- _CHALLENGE_:
Do not copy the pictures; transcribe all other material exactly.

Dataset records
────────────────────────────────────────
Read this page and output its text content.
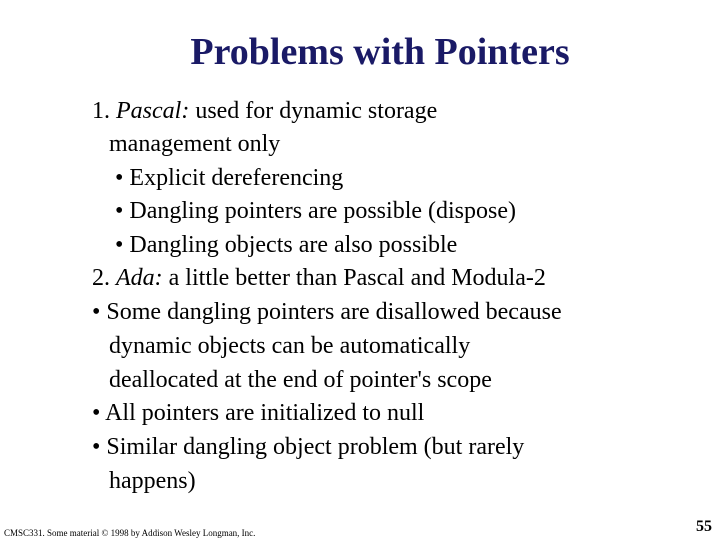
Problems with Pointers
1. Pascal: used for dynamic storage
management only
• Explicit dereferencing
• Dangling pointers are possible (dispose)
• Dangling objects are also possible
2. Ada: a little better than Pascal and Modula-2
• Some dangling pointers are disallowed because
dynamic objects can be automatically
deallocated at the end of pointer's scope
• All pointers are initialized to null
• Similar dangling object problem (but rarely
happens)
CMSC331. Some material © 1998 by Addison Wesley Longman, Inc.	55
────────────────────────────────────────
- _FINAL ANSWER_:
Read this page and output its text content.
Problems with Pointers
1. Pascal: used for dynamic storage
management only
• Explicit dereferencing
• Dangling pointers are possible (dispose)
• Dangling objects are also possible
2. Ada: a little better than Pascal and Modula-2
• Some dangling pointers are disallowed because
dynamic objects can be automatically
deallocated at the end of pointer's scope
• All pointers are initialized to null
• Similar dangling object problem (but rarely
happens)
CMSC331. Some material © 1998 by Addison Wesley Longman, Inc.	55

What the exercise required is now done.